Problem description — Copy out all the lines where "JSON" shows up.

Data for this exercise —
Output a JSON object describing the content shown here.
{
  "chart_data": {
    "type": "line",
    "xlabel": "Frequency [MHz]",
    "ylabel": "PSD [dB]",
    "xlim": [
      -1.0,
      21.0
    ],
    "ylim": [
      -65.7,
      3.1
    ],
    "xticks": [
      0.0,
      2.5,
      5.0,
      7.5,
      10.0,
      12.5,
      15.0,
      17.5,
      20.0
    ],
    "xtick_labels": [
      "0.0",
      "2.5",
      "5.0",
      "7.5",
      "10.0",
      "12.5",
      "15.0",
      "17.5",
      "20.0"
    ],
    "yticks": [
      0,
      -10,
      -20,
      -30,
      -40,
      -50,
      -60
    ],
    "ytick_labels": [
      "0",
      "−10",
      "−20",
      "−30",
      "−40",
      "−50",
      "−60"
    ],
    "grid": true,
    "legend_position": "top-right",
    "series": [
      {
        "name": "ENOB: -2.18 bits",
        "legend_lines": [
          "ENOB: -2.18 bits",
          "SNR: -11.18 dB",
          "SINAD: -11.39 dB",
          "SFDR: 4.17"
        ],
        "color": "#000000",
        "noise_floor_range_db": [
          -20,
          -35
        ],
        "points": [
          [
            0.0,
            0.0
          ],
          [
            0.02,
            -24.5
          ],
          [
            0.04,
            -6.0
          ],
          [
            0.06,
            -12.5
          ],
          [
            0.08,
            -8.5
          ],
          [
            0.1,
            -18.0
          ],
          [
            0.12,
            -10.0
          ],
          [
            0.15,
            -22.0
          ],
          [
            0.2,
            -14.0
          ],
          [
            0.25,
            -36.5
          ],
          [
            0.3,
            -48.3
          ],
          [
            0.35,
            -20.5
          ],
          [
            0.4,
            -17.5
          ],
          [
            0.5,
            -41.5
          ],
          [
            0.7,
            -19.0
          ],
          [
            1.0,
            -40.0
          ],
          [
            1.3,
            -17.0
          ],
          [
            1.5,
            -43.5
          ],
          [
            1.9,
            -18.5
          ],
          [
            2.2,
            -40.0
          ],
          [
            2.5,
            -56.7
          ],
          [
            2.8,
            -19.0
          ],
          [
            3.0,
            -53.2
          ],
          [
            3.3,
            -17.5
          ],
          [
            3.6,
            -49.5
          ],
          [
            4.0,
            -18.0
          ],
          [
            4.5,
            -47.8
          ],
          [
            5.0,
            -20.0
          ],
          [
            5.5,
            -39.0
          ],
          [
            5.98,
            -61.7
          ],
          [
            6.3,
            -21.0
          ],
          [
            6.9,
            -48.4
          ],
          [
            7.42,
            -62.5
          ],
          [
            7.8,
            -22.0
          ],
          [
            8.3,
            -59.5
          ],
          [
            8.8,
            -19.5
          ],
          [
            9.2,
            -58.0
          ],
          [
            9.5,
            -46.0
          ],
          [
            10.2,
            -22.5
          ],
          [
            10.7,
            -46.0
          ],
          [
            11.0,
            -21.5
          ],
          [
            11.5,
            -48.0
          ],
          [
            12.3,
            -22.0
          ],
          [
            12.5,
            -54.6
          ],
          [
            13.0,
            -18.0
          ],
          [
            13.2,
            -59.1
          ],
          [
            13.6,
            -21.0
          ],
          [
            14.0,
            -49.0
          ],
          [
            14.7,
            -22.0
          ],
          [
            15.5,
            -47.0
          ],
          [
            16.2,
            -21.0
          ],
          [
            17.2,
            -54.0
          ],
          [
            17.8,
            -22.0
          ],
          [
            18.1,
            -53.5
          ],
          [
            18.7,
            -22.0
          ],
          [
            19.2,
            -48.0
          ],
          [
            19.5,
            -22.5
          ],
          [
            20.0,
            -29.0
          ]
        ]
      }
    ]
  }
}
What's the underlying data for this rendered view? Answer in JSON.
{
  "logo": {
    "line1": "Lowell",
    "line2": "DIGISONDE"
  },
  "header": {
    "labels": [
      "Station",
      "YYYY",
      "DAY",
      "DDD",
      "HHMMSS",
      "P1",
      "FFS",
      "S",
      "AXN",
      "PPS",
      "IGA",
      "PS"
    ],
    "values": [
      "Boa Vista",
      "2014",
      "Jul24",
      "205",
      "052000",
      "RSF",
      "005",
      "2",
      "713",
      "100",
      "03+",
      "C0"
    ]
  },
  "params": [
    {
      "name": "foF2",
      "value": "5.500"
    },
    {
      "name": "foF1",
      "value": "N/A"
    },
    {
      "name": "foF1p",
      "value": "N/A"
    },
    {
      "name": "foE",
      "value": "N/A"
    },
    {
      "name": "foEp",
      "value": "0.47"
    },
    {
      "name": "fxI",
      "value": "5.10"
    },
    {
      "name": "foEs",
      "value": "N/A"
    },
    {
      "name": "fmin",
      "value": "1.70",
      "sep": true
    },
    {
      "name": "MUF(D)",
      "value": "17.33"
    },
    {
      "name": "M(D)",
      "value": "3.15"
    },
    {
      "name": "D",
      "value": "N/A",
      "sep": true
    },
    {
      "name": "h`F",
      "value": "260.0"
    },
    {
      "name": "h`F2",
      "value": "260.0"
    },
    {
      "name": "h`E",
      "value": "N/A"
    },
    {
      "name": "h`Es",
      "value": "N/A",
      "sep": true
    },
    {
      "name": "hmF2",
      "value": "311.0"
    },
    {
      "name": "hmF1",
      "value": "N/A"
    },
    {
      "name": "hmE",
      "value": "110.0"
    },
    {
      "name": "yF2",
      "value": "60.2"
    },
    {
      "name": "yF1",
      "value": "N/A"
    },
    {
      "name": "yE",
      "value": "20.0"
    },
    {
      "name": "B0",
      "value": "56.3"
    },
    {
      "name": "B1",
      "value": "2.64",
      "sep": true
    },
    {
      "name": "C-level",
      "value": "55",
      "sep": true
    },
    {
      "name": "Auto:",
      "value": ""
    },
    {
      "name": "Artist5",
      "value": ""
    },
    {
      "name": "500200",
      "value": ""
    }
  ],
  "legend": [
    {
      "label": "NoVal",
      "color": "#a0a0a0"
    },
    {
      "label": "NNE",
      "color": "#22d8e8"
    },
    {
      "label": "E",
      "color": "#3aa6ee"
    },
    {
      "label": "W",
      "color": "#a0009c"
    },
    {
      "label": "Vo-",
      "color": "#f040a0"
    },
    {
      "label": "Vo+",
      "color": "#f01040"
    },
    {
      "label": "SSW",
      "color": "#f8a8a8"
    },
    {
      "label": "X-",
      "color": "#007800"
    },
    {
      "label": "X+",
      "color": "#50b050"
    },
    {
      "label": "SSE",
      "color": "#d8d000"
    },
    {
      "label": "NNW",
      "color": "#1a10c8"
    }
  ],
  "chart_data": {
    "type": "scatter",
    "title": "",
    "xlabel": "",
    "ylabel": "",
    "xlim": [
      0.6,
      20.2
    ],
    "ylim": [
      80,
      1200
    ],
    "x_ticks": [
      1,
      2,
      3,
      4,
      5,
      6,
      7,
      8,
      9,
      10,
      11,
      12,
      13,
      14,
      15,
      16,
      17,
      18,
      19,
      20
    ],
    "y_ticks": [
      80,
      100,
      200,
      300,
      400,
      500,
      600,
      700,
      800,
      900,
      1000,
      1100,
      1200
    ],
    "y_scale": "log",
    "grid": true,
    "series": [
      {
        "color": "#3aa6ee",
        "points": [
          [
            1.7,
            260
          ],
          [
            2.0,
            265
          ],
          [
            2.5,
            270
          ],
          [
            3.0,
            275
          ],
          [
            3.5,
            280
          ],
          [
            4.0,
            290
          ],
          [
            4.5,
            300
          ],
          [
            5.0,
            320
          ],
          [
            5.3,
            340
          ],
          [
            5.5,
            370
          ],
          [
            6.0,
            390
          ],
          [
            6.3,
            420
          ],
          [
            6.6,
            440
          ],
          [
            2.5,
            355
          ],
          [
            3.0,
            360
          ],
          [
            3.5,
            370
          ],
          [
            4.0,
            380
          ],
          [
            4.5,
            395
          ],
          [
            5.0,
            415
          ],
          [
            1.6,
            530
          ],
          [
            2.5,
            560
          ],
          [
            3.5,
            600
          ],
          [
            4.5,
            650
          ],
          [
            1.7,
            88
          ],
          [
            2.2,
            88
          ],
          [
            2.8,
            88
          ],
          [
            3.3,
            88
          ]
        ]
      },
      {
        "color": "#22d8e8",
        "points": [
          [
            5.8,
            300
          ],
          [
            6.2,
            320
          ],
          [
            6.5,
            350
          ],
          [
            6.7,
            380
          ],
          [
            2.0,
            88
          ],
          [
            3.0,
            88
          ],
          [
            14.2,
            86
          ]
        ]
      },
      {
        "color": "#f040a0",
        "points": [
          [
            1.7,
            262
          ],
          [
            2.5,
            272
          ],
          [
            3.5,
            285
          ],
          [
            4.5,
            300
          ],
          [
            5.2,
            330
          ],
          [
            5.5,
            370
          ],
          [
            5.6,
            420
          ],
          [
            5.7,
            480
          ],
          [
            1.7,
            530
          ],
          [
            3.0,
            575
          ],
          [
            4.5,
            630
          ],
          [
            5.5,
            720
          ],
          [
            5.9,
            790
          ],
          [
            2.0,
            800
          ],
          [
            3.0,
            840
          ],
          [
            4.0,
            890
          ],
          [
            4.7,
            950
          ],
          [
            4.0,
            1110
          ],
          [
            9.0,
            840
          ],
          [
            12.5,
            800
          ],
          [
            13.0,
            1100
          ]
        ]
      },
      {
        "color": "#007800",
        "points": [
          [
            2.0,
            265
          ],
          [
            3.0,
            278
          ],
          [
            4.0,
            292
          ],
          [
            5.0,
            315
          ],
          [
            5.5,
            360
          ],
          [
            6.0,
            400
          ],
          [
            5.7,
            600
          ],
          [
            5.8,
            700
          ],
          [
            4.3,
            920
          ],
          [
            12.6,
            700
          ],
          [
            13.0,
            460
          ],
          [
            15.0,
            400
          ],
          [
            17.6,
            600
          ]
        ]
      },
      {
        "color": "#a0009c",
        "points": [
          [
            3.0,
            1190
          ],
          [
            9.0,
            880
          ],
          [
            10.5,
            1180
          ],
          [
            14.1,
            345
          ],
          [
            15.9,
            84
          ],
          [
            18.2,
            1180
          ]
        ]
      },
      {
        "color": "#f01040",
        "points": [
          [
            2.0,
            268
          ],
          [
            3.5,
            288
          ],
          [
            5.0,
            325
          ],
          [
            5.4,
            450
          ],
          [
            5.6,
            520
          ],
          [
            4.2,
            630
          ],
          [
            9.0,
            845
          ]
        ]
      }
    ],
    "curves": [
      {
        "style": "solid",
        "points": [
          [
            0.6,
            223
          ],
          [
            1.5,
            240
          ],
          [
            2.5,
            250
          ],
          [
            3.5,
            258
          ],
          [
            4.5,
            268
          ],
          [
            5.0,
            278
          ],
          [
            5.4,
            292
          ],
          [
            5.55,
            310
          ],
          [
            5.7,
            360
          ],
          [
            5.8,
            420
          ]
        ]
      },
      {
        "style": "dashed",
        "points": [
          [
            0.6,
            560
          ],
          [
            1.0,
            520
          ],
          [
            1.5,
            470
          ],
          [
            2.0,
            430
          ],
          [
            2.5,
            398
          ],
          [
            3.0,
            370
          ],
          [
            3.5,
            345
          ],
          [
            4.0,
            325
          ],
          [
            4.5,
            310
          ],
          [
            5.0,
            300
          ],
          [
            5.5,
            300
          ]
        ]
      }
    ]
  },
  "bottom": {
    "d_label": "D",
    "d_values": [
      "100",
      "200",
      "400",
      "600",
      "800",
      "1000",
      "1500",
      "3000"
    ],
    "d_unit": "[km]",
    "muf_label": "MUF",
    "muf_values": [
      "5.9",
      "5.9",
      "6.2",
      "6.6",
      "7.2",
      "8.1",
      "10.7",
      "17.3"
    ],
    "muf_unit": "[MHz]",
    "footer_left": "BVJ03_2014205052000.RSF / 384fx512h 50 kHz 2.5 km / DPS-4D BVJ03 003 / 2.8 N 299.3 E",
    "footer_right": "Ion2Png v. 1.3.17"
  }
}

Response to this task —
Output a JSON object describing the content shown here.
What's the underlying data for this rendered view? Answer in JSON.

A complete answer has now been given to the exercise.